>>>>>

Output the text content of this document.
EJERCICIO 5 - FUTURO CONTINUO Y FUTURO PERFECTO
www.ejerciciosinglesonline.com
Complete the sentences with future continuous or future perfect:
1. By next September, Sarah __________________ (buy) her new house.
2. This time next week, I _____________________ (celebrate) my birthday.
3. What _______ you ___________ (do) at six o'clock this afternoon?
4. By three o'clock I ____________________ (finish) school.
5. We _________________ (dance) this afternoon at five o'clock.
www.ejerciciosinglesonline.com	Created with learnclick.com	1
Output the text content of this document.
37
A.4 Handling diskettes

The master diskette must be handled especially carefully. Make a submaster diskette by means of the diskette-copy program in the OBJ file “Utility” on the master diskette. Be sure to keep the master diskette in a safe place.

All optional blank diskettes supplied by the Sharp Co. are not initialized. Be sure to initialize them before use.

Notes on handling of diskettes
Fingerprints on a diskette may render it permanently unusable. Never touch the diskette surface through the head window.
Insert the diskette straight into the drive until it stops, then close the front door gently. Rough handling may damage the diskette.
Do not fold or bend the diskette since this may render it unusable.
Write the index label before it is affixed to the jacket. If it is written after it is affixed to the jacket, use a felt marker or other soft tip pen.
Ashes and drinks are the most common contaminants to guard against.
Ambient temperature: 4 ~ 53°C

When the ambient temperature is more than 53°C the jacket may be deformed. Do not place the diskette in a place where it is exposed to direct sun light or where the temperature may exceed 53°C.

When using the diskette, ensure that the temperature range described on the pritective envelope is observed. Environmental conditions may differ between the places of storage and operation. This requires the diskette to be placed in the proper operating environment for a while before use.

<<<<<
>>>>>

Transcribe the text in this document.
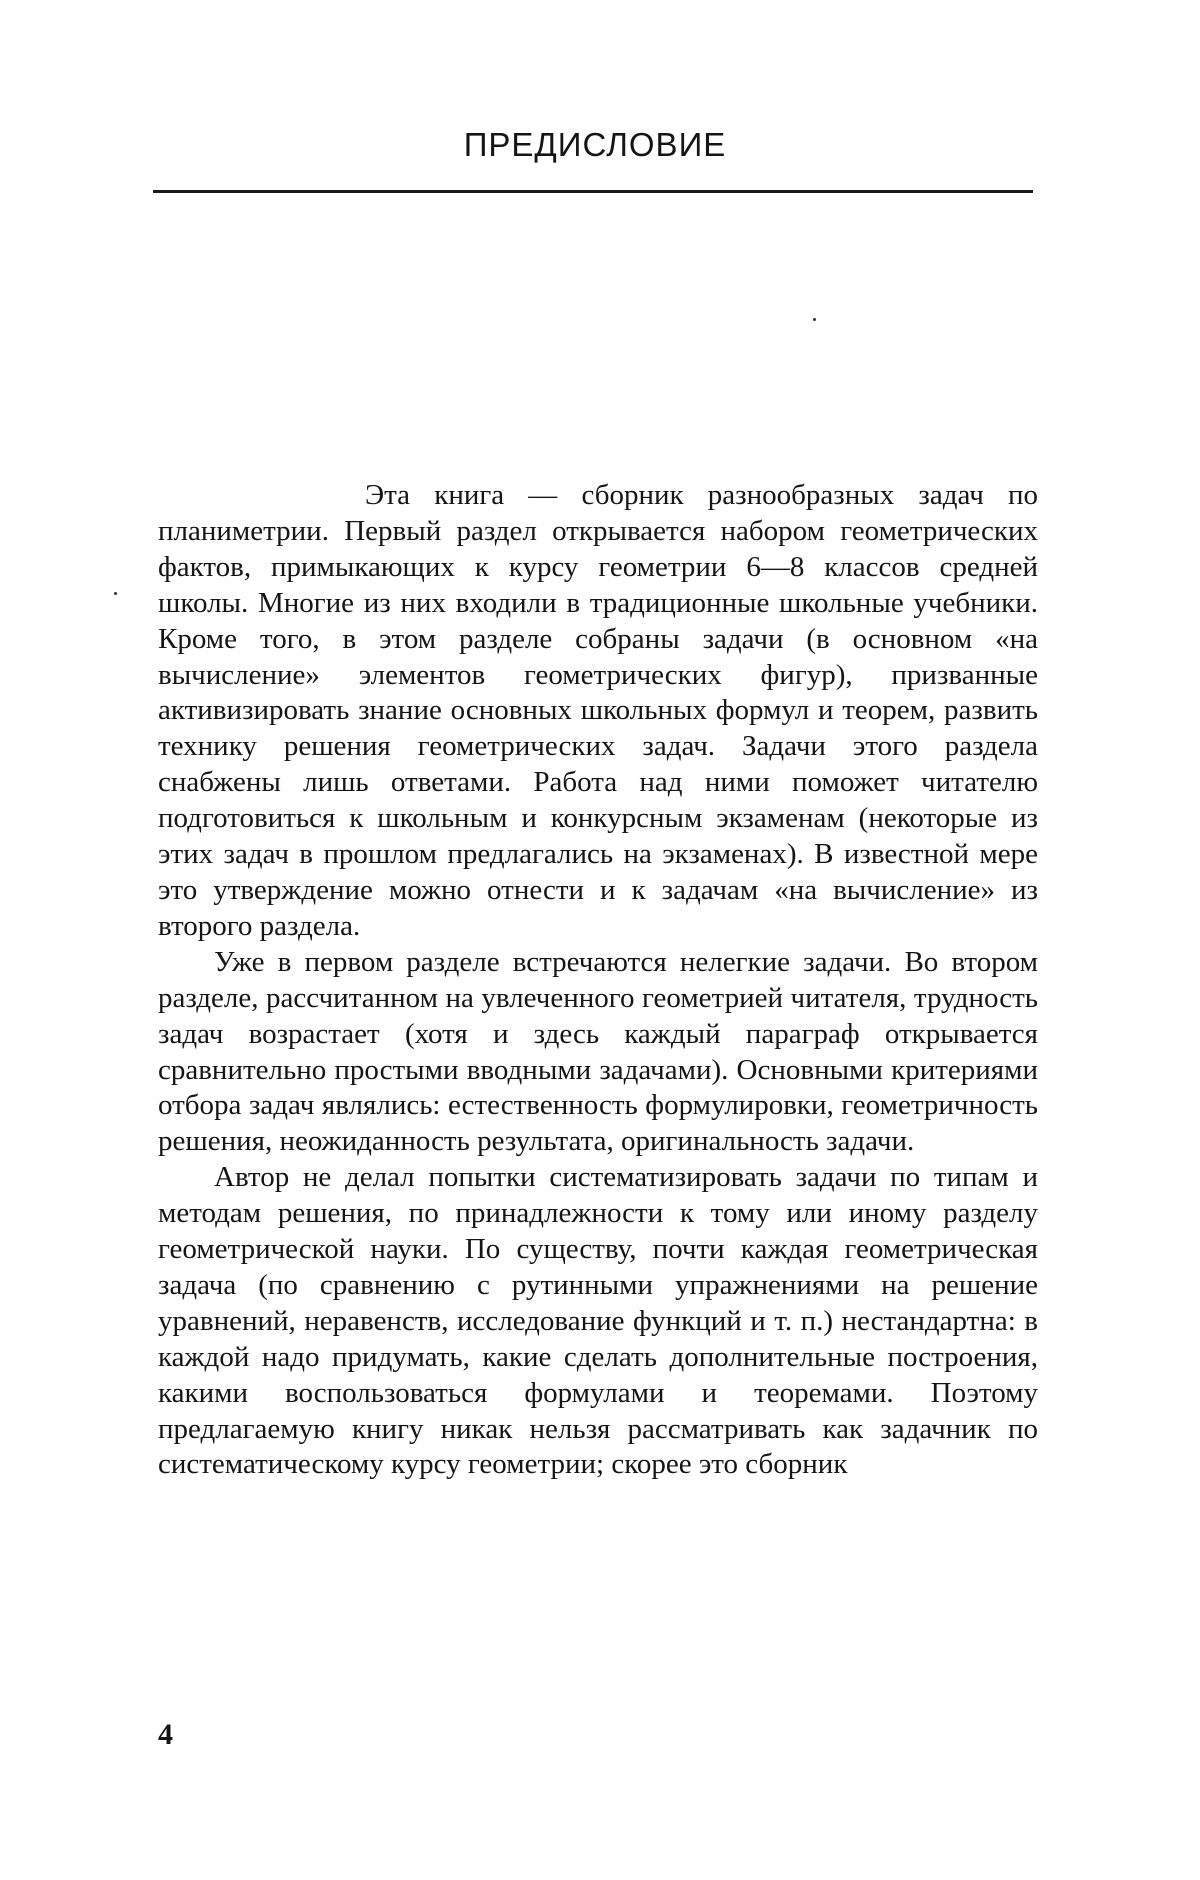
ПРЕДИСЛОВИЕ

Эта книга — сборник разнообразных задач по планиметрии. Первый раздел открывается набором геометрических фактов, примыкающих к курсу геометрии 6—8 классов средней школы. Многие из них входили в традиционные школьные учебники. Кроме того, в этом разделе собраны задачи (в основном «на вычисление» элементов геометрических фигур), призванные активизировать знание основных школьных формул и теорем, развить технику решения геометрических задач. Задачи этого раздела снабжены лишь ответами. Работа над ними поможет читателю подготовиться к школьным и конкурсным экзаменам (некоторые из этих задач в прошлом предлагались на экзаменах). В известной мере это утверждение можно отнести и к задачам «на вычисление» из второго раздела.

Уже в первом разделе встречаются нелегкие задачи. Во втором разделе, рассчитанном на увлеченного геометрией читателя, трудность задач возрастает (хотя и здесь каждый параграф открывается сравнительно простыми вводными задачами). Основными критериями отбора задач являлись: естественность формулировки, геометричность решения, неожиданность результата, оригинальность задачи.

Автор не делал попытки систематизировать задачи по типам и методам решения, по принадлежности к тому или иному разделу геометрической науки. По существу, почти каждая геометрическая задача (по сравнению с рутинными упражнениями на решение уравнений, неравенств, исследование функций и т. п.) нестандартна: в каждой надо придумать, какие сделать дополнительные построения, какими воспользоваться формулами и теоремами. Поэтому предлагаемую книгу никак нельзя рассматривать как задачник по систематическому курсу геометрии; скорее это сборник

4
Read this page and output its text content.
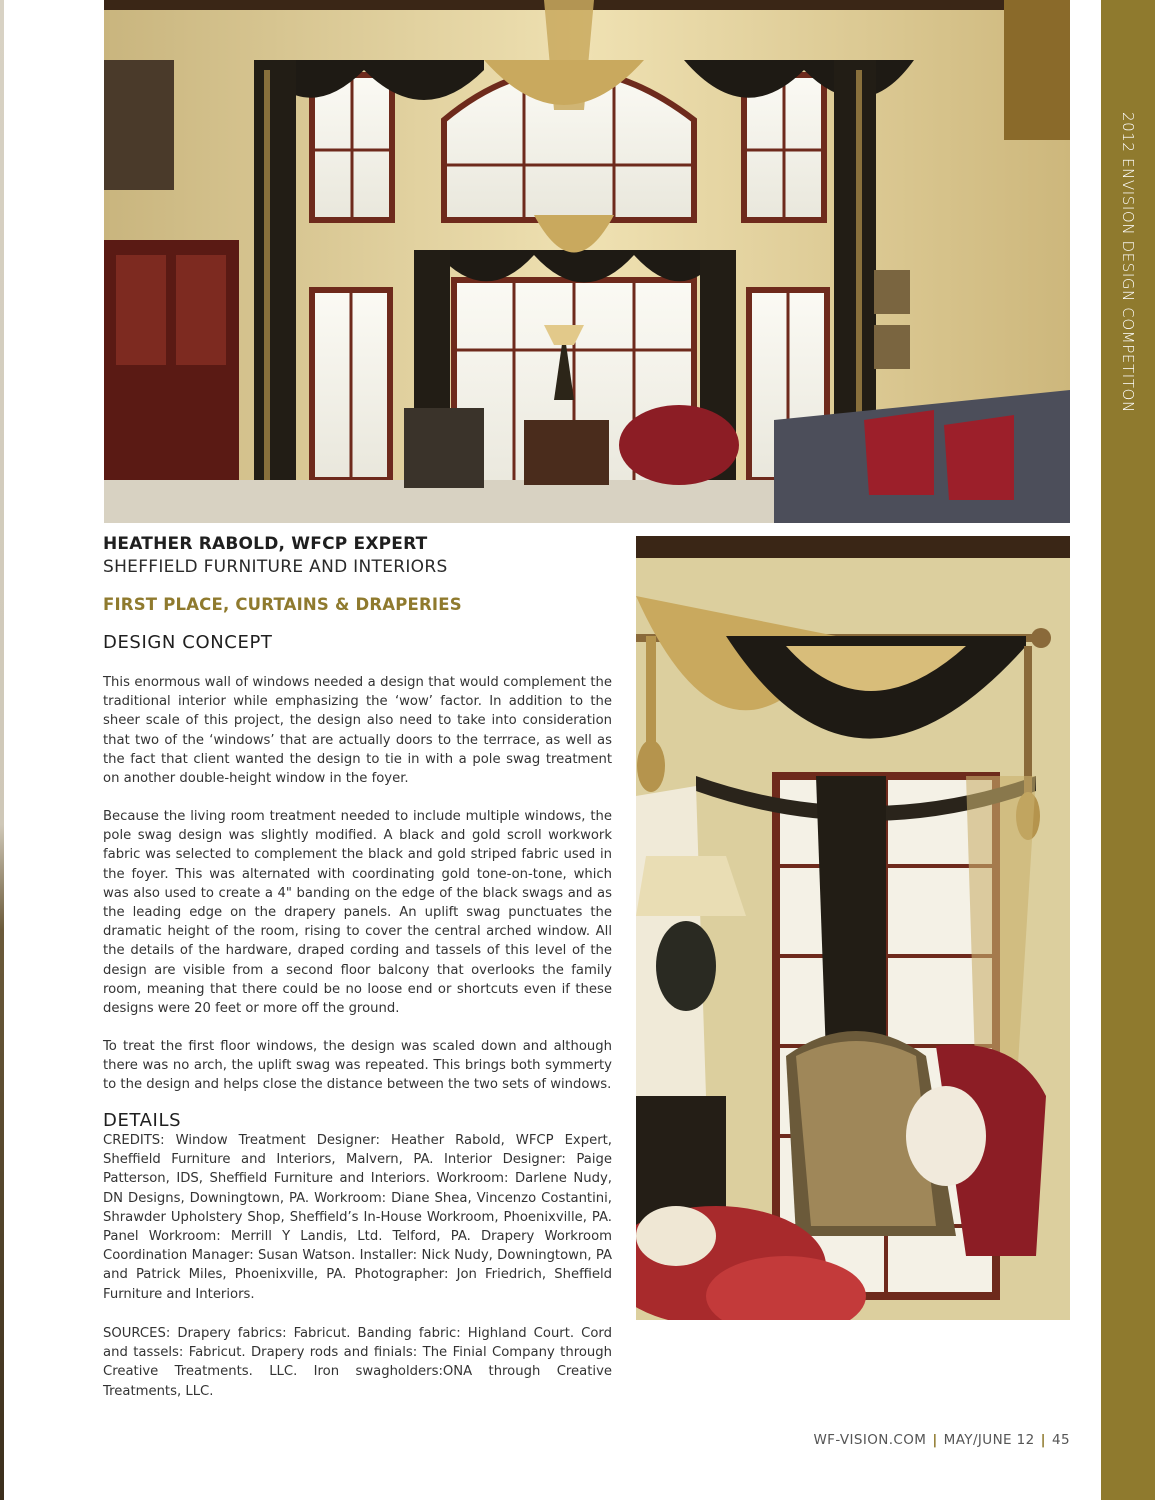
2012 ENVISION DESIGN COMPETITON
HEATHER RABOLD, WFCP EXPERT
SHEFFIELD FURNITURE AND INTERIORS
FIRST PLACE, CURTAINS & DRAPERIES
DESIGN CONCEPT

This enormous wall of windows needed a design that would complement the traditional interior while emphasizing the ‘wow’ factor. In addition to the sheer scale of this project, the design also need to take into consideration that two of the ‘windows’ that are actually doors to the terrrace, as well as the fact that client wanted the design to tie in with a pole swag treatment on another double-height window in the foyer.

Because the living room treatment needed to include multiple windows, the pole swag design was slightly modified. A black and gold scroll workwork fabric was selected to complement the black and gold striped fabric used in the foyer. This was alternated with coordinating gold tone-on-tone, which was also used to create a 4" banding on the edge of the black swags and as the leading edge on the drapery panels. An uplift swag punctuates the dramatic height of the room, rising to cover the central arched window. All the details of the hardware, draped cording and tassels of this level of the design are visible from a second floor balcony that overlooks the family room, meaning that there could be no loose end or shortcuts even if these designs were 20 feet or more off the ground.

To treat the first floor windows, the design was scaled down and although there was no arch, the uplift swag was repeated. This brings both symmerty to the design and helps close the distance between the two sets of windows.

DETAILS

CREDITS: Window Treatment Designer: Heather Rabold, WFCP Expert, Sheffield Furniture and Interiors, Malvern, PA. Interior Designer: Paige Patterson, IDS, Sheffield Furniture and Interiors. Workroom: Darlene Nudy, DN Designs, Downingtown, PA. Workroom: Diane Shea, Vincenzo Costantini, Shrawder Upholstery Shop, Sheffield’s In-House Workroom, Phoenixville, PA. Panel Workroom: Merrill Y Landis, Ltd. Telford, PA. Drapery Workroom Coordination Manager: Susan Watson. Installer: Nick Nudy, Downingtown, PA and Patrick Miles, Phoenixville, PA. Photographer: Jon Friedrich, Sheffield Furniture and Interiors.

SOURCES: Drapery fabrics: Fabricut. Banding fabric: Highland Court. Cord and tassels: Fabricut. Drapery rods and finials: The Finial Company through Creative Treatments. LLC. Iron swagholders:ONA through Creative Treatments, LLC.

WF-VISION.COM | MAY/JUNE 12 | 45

<<<<<
>>>>>

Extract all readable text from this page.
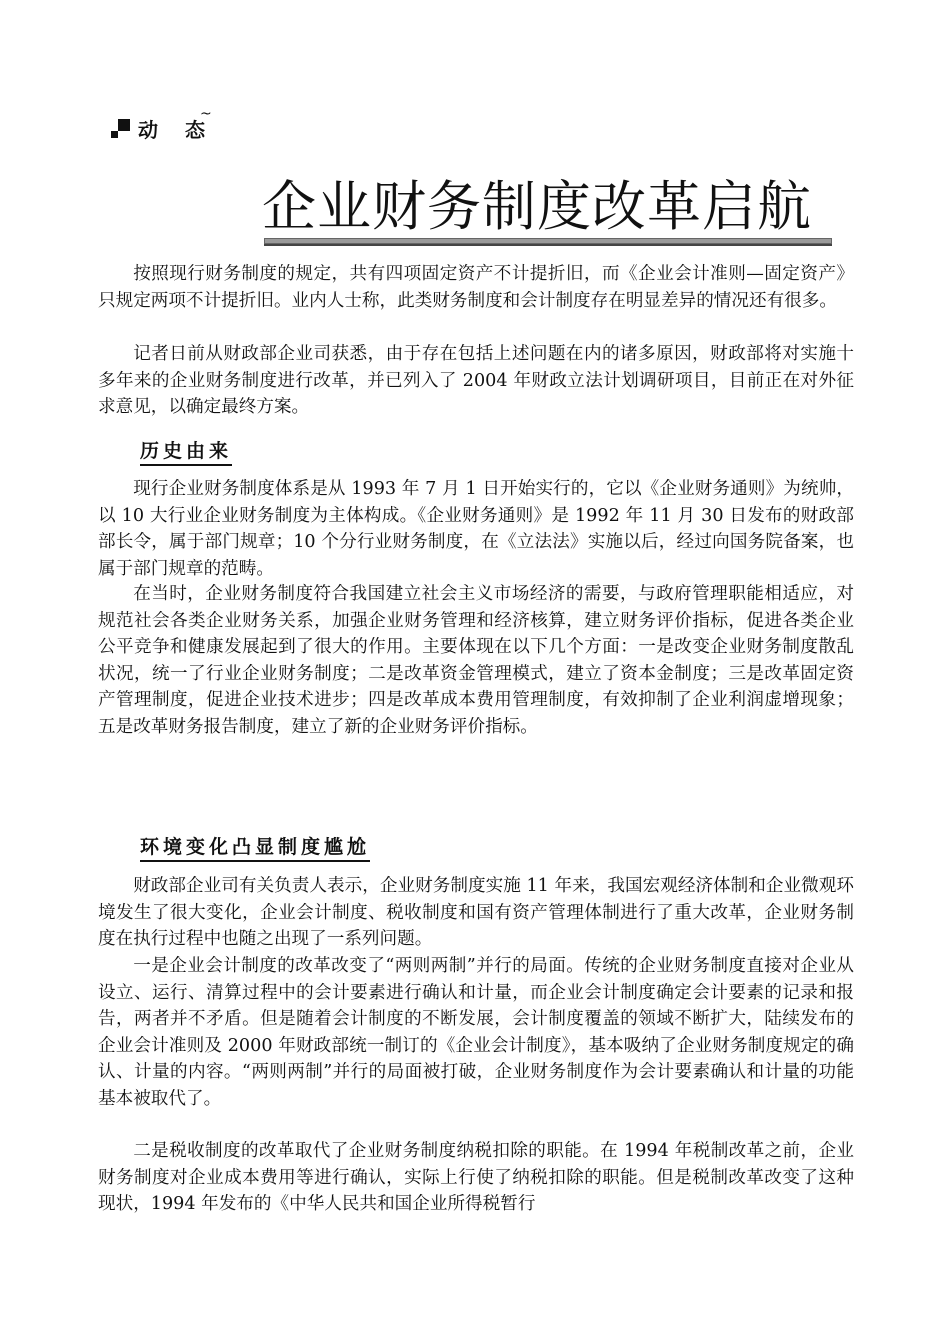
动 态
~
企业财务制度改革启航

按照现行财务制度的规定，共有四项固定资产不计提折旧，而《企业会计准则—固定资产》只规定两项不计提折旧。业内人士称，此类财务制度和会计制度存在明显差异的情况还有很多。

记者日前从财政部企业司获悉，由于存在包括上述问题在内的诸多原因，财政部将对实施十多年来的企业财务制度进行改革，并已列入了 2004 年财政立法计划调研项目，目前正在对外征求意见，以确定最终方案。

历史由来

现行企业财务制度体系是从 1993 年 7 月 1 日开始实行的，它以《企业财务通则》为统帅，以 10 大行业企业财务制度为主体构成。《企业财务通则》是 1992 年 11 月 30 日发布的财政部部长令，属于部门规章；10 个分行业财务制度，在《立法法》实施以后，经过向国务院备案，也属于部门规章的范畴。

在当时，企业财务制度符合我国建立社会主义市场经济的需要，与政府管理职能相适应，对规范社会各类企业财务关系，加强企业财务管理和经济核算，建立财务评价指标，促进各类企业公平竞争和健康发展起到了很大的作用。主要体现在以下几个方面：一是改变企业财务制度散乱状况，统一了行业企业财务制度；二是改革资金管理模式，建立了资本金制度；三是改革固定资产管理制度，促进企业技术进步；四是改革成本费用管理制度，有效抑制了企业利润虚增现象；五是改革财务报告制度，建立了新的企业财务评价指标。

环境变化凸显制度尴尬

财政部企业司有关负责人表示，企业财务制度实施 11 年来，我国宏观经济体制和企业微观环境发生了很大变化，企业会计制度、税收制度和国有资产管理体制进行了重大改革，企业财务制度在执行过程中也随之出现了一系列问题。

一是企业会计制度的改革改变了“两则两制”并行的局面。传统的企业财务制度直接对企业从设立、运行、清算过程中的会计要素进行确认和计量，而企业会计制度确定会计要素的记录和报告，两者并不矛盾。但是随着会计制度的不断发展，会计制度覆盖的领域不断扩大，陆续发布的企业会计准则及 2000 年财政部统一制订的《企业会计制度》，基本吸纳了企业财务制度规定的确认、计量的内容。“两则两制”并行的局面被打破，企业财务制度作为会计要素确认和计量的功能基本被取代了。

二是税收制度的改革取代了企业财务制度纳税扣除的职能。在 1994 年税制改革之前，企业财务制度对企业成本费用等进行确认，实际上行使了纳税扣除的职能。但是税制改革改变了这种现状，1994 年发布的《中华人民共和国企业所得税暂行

<<<<<

INSTRUCTION –
From the listing above, collect each line in which the string "clock" appears.

CORRECT OUTPUT –
3. What _______ you ___________ (do) at six o'clock this afternoon?
4. By three o'clock I ____________________ (finish) school.
5. We _________________ (dance) this afternoon at five o'clock.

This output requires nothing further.